(Figure collection entries)

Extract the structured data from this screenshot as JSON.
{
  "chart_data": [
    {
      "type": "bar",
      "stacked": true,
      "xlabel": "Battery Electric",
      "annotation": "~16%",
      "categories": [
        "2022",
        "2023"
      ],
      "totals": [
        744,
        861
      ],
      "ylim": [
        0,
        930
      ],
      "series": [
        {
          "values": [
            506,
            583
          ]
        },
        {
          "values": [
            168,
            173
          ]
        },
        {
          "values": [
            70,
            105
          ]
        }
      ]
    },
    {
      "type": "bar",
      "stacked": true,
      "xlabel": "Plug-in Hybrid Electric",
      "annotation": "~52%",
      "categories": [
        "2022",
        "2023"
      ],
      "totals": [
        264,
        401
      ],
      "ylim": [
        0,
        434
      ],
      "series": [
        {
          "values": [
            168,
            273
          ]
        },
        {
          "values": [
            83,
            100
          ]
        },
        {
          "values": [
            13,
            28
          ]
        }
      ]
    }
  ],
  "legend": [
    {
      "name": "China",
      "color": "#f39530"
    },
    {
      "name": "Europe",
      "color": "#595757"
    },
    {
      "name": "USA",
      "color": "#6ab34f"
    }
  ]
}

What to work on
Retype the listing above in full, with no alterations.

Correct output
Extract the structured data from this screenshot as JSON.
{
  "chart_data": [
    {
      "type": "bar",
      "stacked": true,
      "xlabel": "Battery Electric",
      "annotation": "~16%",
      "categories": [
        "2022",
        "2023"
      ],
      "totals": [
        744,
        861
      ],
      "ylim": [
        0,
        930
      ],
      "series": [
        {
          "values": [
            506,
            583
          ]
        },
        {
          "values": [
            168,
            173
          ]
        },
        {
          "values": [
            70,
            105
          ]
        }
      ]
    },
    {
      "type": "bar",
      "stacked": true,
      "xlabel": "Plug-in Hybrid Electric",
      "annotation": "~52%",
      "categories": [
        "2022",
        "2023"
      ],
      "totals": [
        264,
        401
      ],
      "ylim": [
        0,
        434
      ],
      "series": [
        {
          "values": [
            168,
            273
          ]
        },
        {
          "values": [
            83,
            100
          ]
        },
        {
          "values": [
            13,
            28
          ]
        }
      ]
    }
  ],
  "legend": [
    {
      "name": "China",
      "color": "#f39530"
    },
    {
      "name": "Europe",
      "color": "#595757"
    },
    {
      "name": "USA",
      "color": "#6ab34f"
    }
  ]
}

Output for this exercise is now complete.